Dataset records –

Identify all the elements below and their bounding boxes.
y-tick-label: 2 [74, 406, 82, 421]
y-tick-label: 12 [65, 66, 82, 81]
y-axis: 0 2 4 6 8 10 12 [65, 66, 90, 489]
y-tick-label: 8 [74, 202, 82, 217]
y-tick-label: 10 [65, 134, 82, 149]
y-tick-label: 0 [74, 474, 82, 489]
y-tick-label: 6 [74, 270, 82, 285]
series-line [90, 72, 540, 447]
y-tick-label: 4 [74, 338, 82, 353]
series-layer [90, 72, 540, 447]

Task brief – Quote the listing above in full, every line in its original order and unchanged.

Correct output –
Identify all the elements below and their bounding boxes.
y-tick-label: 2 [74, 406, 82, 421]
y-tick-label: 12 [65, 66, 82, 81]
y-axis: 0 2 4 6 8 10 12 [65, 66, 90, 489]
y-tick-label: 8 [74, 202, 82, 217]
y-tick-label: 10 [65, 134, 82, 149]
y-tick-label: 0 [74, 474, 82, 489]
y-tick-label: 6 [74, 270, 82, 285]
series-line [90, 72, 540, 447]
y-tick-label: 4 [74, 338, 82, 353]
series-layer [90, 72, 540, 447]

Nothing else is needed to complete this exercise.